## What the task requires
Only the number is wanted: how many lines contain the string "표시하는"?

## Provided material
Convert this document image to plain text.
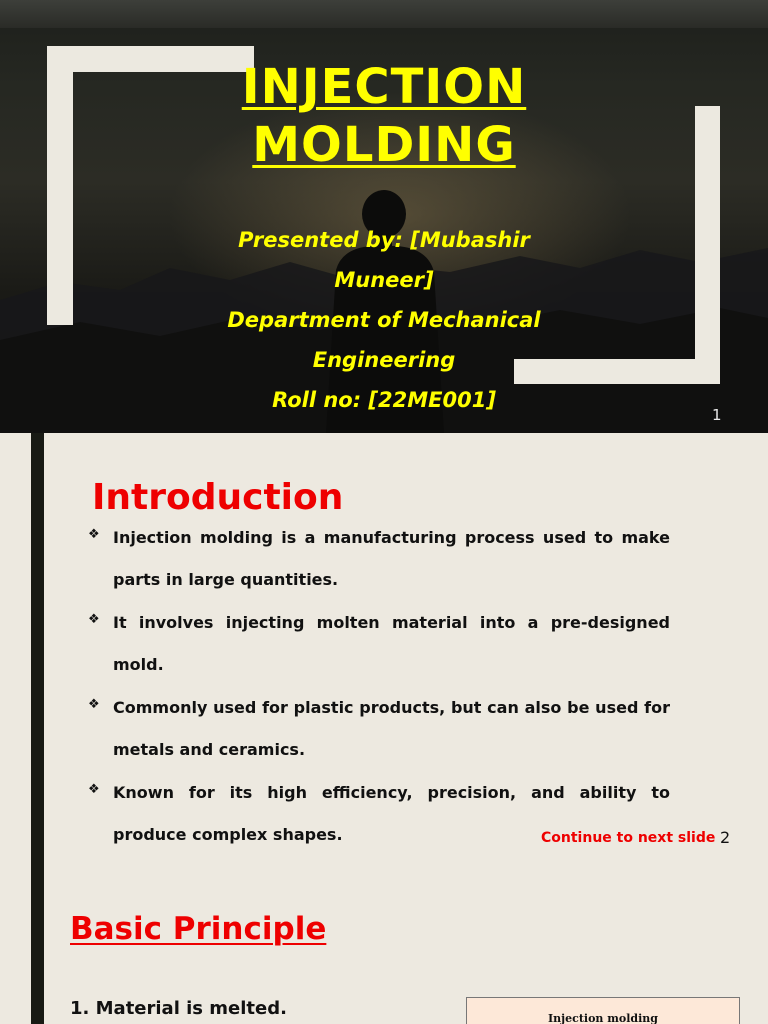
INJECTION
MOLDING
Presented by: [Mubashir
Muneer]
Department of Mechanical
Engineering
Roll no: [22ME001]
1
Introduction
❖ Injection molding is a manufacturing process used to make parts in large quantities.
❖ It involves injecting molten material into a pre-designed mold.
❖ Commonly used for plastic products, but can also be used for metals and ceramics.
❖ Known for its high efficiency, precision, and ability to produce complex shapes.	Continue to next slide 2
Basic Principle
1. Material is melted.	Injection molding
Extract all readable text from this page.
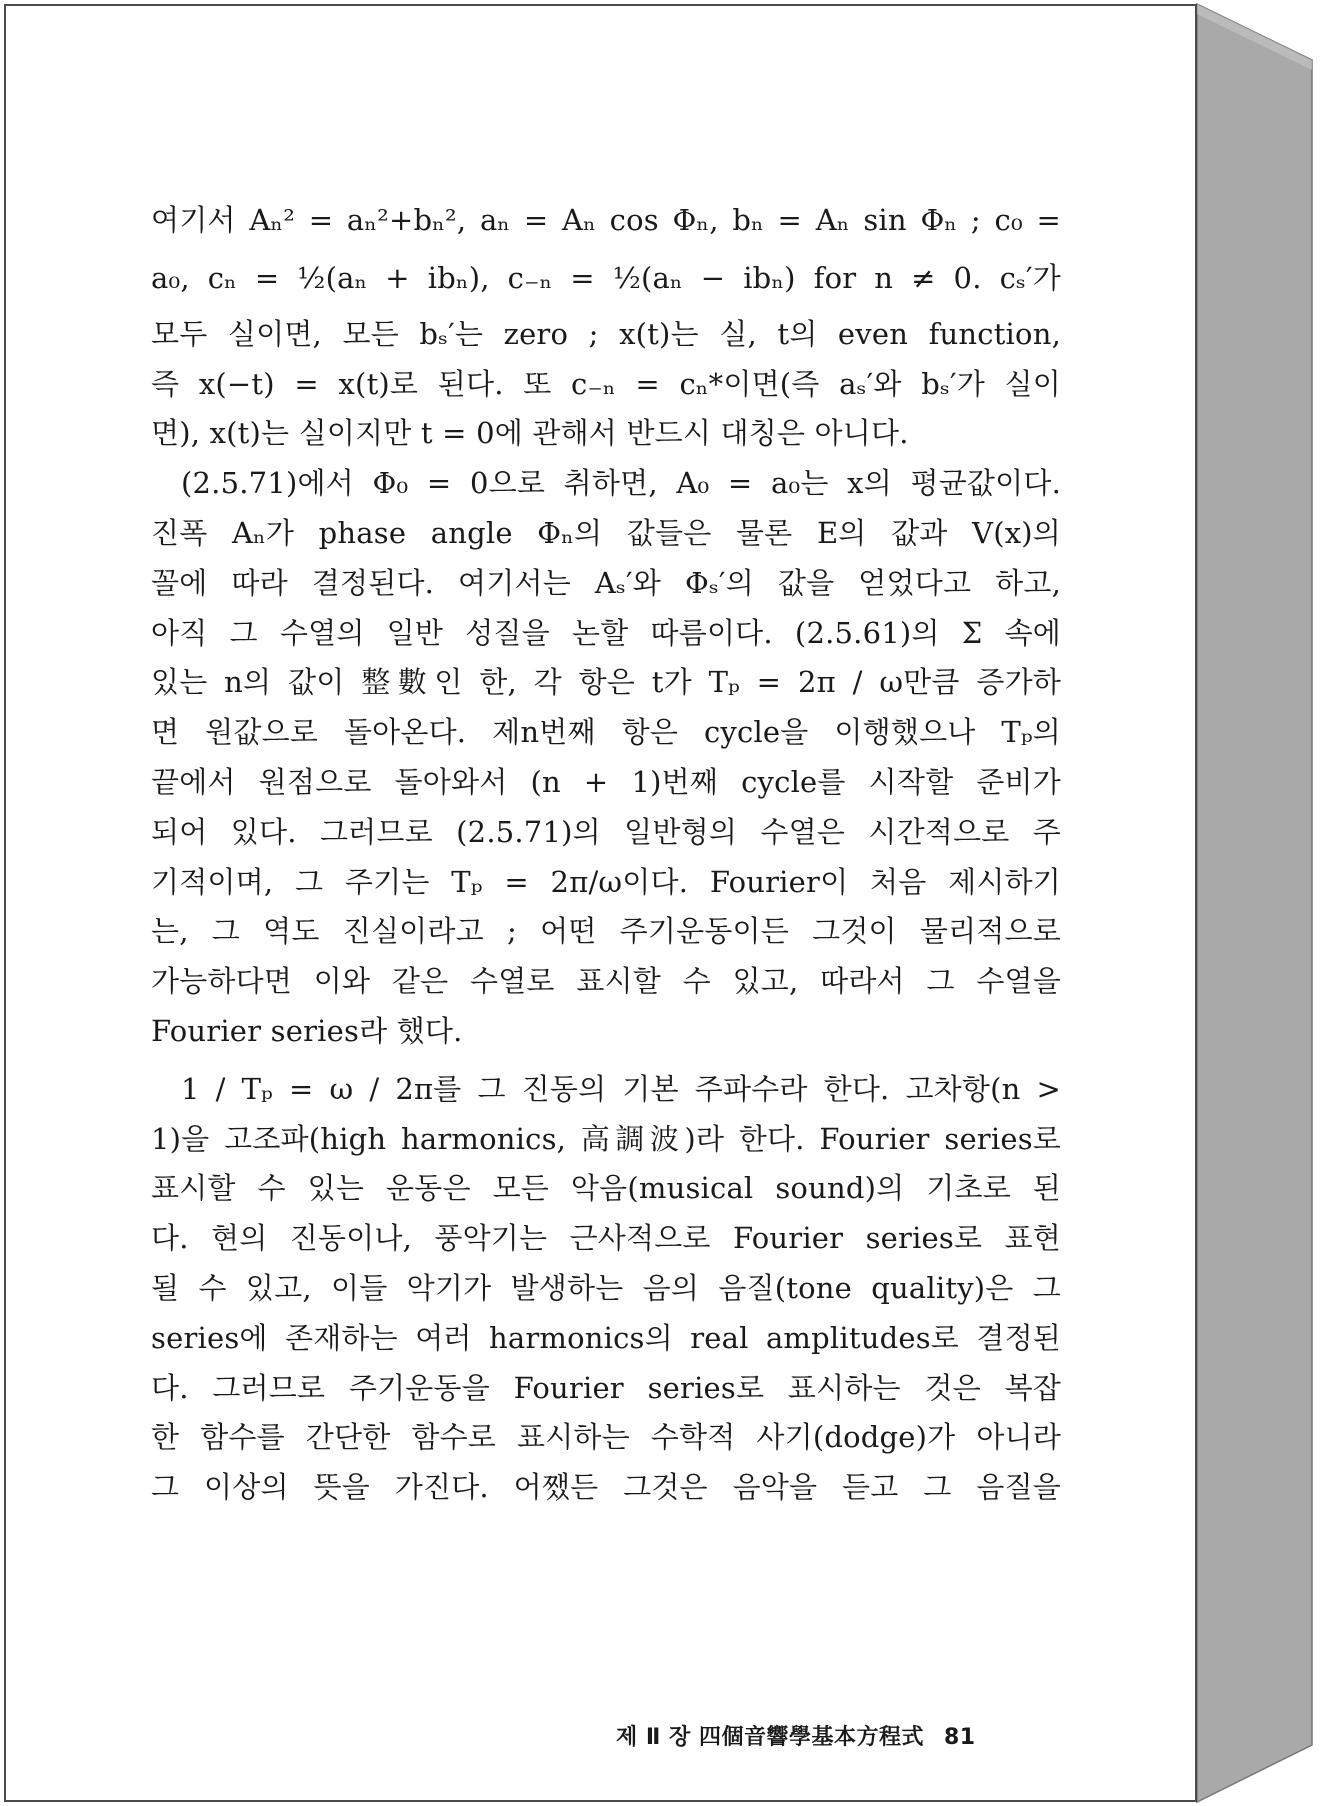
여기서 Aₙ² = aₙ²+bₙ², aₙ = Aₙ cos Φₙ, bₙ = Aₙ sin Φₙ ; c₀ =
a₀, cₙ = ½(aₙ + ibₙ), c₋ₙ = ½(aₙ − ibₙ) for n ≠ 0. cₛ′가
모두 실이면, 모든 bₛ′는 zero ; x(t)는 실, t의 even function,
즉 x(−t) = x(t)로 된다. 또 c₋ₙ = cₙ*이면(즉 aₛ′와 bₛ′가 실이
면), x(t)는 실이지만 t = 0에 관해서 반드시 대칭은 아니다.
(2.5.71)에서 Φ₀ = 0으로 취하면, A₀ = a₀는 x의 평균값이다.
진폭 Aₙ가 phase angle Φₙ의 값들은 물론 E의 값과 V(x)의
꼴에 따라 결정된다. 여기서는 Aₛ′와 Φₛ′의 값을 얻었다고 하고,
아직 그 수열의 일반 성질을 논할 따름이다. (2.5.61)의 Σ 속에
있는 n의 값이 整數인 한, 각 항은 t가 Tₚ = 2π / ω만큼 증가하
면 원값으로 돌아온다. 제n번째 항은 cycle을 이행했으나 Tₚ의
끝에서 원점으로 돌아와서 (n + 1)번째 cycle를 시작할 준비가
되어 있다. 그러므로 (2.5.71)의 일반형의 수열은 시간적으로 주
기적이며, 그 주기는 Tₚ = 2π/ω이다. Fourier이 처음 제시하기
는, 그 역도 진실이라고 ; 어떤 주기운동이든 그것이 물리적으로
가능하다면 이와 같은 수열로 표시할 수 있고, 따라서 그 수열을
Fourier series라 했다.
1 / Tₚ = ω / 2π를 그 진동의 기본 주파수라 한다. 고차항(n >
1)을 고조파(high harmonics, 高調波)라 한다. Fourier series로
표시할 수 있는 운동은 모든 악음(musical sound)의 기초로 된
다. 현의 진동이나, 풍악기는 근사적으로 Fourier series로 표현
될 수 있고, 이들 악기가 발생하는 음의 음질(tone quality)은 그
series에 존재하는 여러 harmonics의 real amplitudes로 결정된
다. 그러므로 주기운동을 Fourier series로 표시하는 것은 복잡
한 함수를 간단한 함수로 표시하는 수학적 사기(dodge)가 아니라
그 이상의 뜻을 가진다. 어쨌든 그것은 음악을 듣고 그 음질을
제 Ⅱ 장 四個音響學基本方程式 81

## Answer to this task
2